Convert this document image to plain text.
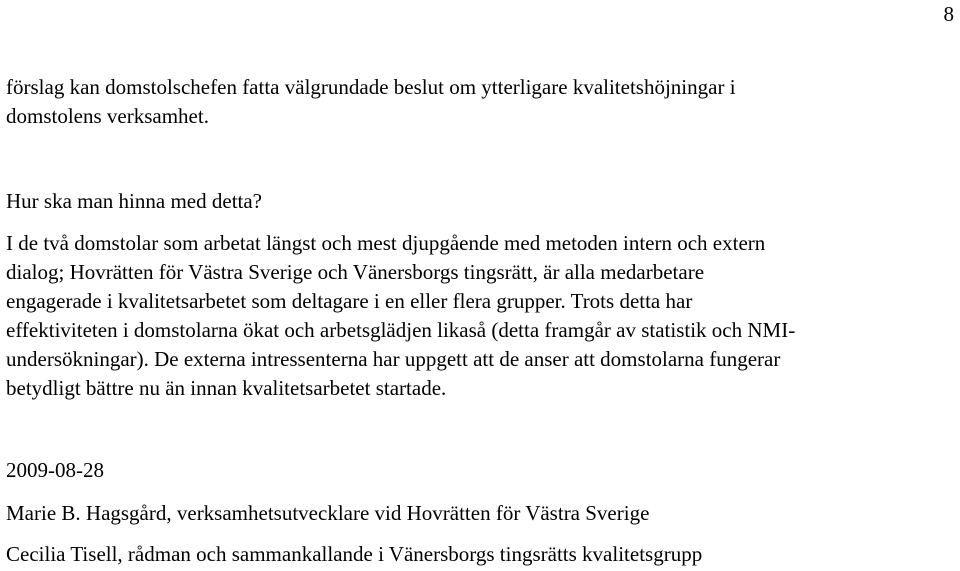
8
förslag kan domstolschefen fatta välgrundade beslut om ytterligare kvalitetshöjningar i
domstolens verksamhet.
Hur ska man hinna med detta?
I de två domstolar som arbetat längst och mest djupgående med metoden intern och extern
dialog; Hovrätten för Västra Sverige och Vänersborgs tingsrätt, är alla medarbetare
engagerade i kvalitetsarbetet som deltagare i en eller flera grupper. Trots detta har
effektiviteten i domstolarna ökat och arbetsglädjen likaså (detta framgår av statistik och NMI-
undersökningar). De externa intressenterna har uppgett att de anser att domstolarna fungerar
betydligt bättre nu än innan kvalitetsarbetet startade.
2009-08-28
Marie B. Hagsgård, verksamhetsutvecklare vid Hovrätten för Västra Sverige
Cecilia Tisell, rådman och sammankallande i Vänersborgs tingsrätts kvalitetsgrupp
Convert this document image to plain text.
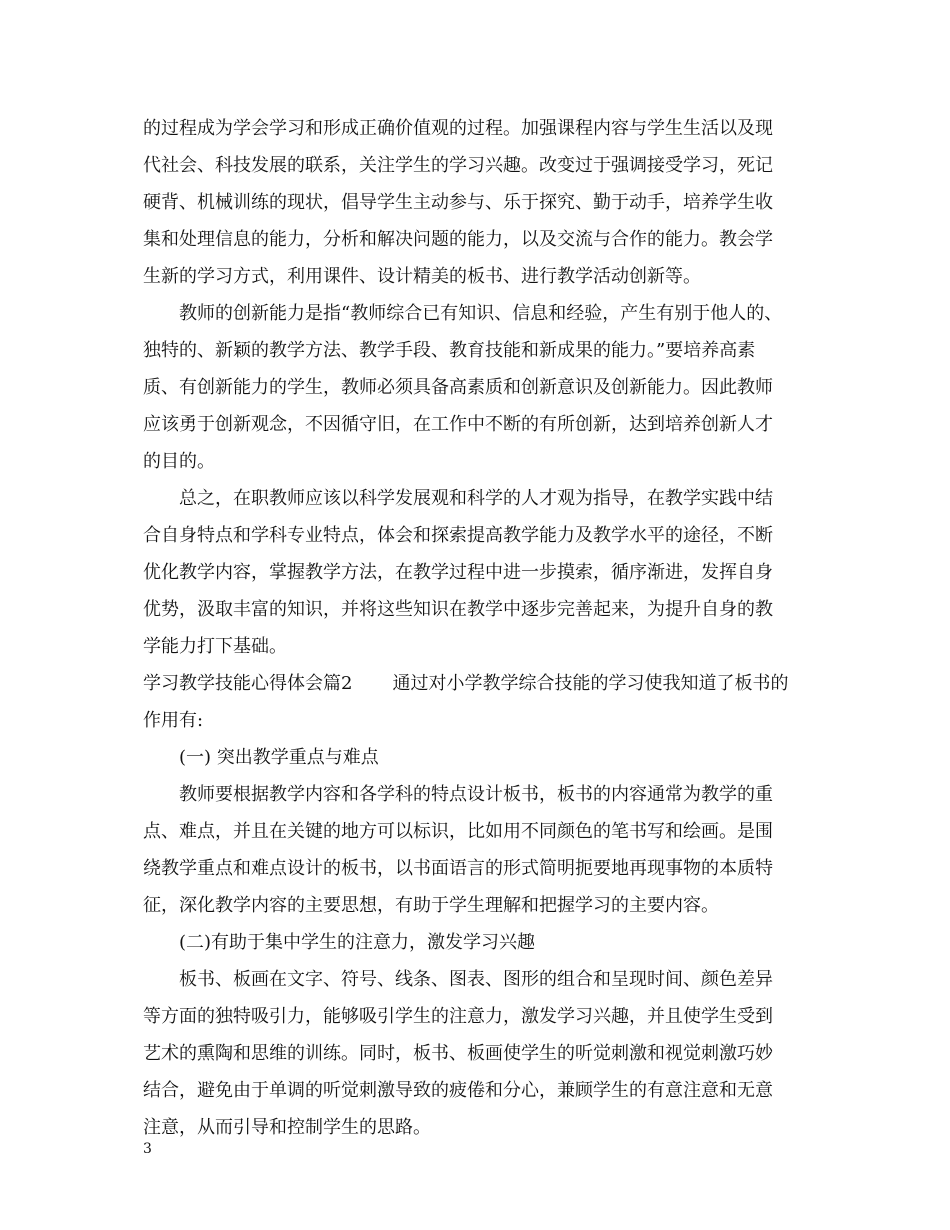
的过程成为学会学习和形成正确价值观的过程。加强课程内容与学生生活以及现
代社会、科技发展的联系，关注学生的学习兴趣。改变过于强调接受学习，死记
硬背、机械训练的现状，倡导学生主动参与、乐于探究、勤于动手，培养学生收
集和处理信息的能力，分析和解决问题的能力，以及交流与合作的能力。教会学
生新的学习方式，利用课件、设计精美的板书、进行教学活动创新等。
教师的创新能力是指“教师综合已有知识、信息和经验，产生有别于他人的、
独特的、新颖的教学方法、教学手段、教育技能和新成果的能力。”要培养高素
质、有创新能力的学生，教师必须具备高素质和创新意识及创新能力。因此教师
应该勇于创新观念，不因循守旧，在工作中不断的有所创新，达到培养创新人才
的目的。
总之，在职教师应该以科学发展观和科学的人才观为指导，在教学实践中结
合自身特点和学科专业特点，体会和探索提高教学能力及教学水平的途径，不断
优化教学内容，掌握教学方法，在教学过程中进一步摸索，循序渐进，发挥自身
优势，汲取丰富的知识，并将这些知识在教学中逐步完善起来，为提升自身的教
学能力打下基础。
学习教学技能心得体会篇2       通过对小学教学综合技能的学习使我知道了板书的
作用有:
(一) 突出教学重点与难点
教师要根据教学内容和各学科的特点设计板书，板书的内容通常为教学的重
点、难点，并且在关键的地方可以标识，比如用不同颜色的笔书写和绘画。是围
绕教学重点和难点设计的板书，以书面语言的形式简明扼要地再现事物的本质特
征，深化教学内容的主要思想，有助于学生理解和把握学习的主要内容。
(二)有助于集中学生的注意力，激发学习兴趣
板书、板画在文字、符号、线条、图表、图形的组合和呈现时间、颜色差异
等方面的独特吸引力，能够吸引学生的注意力，激发学习兴趣，并且使学生受到
艺术的熏陶和思维的训练。同时，板书、板画使学生的听觉刺激和视觉刺激巧妙
结合，避免由于单调的听觉刺激导致的疲倦和分心，兼顾学生的有意注意和无意
注意，从而引导和控制学生的思路。
3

────────────────────

** SET TASK **
Print all of the records shown above exactly, leaving out each picture.

** RESULT OF THIS TASK **
Convert this document image to plain text.
8
förslag kan domstolschefen fatta välgrundade beslut om ytterligare kvalitetshöjningar i
domstolens verksamhet.
Hur ska man hinna med detta?
I de två domstolar som arbetat längst och mest djupgående med metoden intern och extern
dialog; Hovrätten för Västra Sverige och Vänersborgs tingsrätt, är alla medarbetare
engagerade i kvalitetsarbetet som deltagare i en eller flera grupper. Trots detta har
effektiviteten i domstolarna ökat och arbetsglädjen likaså (detta framgår av statistik och NMI-
undersökningar). De externa intressenterna har uppgett att de anser att domstolarna fungerar
betydligt bättre nu än innan kvalitetsarbetet startade.
2009-08-28
Marie B. Hagsgård, verksamhetsutvecklare vid Hovrätten för Västra Sverige
Cecilia Tisell, rådman och sammankallande i Vänersborgs tingsrätts kvalitetsgrupp
Convert this document image to plain text.
的过程成为学会学习和形成正确价值观的过程。加强课程内容与学生生活以及现
代社会、科技发展的联系，关注学生的学习兴趣。改变过于强调接受学习，死记
硬背、机械训练的现状，倡导学生主动参与、乐于探究、勤于动手，培养学生收
集和处理信息的能力，分析和解决问题的能力，以及交流与合作的能力。教会学
生新的学习方式，利用课件、设计精美的板书、进行教学活动创新等。
教师的创新能力是指“教师综合已有知识、信息和经验，产生有别于他人的、
独特的、新颖的教学方法、教学手段、教育技能和新成果的能力。”要培养高素
质、有创新能力的学生，教师必须具备高素质和创新意识及创新能力。因此教师
应该勇于创新观念，不因循守旧，在工作中不断的有所创新，达到培养创新人才
的目的。
总之，在职教师应该以科学发展观和科学的人才观为指导，在教学实践中结
合自身特点和学科专业特点，体会和探索提高教学能力及教学水平的途径，不断
优化教学内容，掌握教学方法，在教学过程中进一步摸索，循序渐进，发挥自身
优势，汲取丰富的知识，并将这些知识在教学中逐步完善起来，为提升自身的教
学能力打下基础。
学习教学技能心得体会篇2       通过对小学教学综合技能的学习使我知道了板书的
作用有:
(一) 突出教学重点与难点
教师要根据教学内容和各学科的特点设计板书，板书的内容通常为教学的重
点、难点，并且在关键的地方可以标识，比如用不同颜色的笔书写和绘画。是围
绕教学重点和难点设计的板书，以书面语言的形式简明扼要地再现事物的本质特
征，深化教学内容的主要思想，有助于学生理解和把握学习的主要内容。
(二)有助于集中学生的注意力，激发学习兴趣
板书、板画在文字、符号、线条、图表、图形的组合和呈现时间、颜色差异
等方面的独特吸引力，能够吸引学生的注意力，激发学习兴趣，并且使学生受到
艺术的熏陶和思维的训练。同时，板书、板画使学生的听觉刺激和视觉刺激巧妙
结合，避免由于单调的听觉刺激导致的疲倦和分心，兼顾学生的有意注意和无意
注意，从而引导和控制学生的思路。
3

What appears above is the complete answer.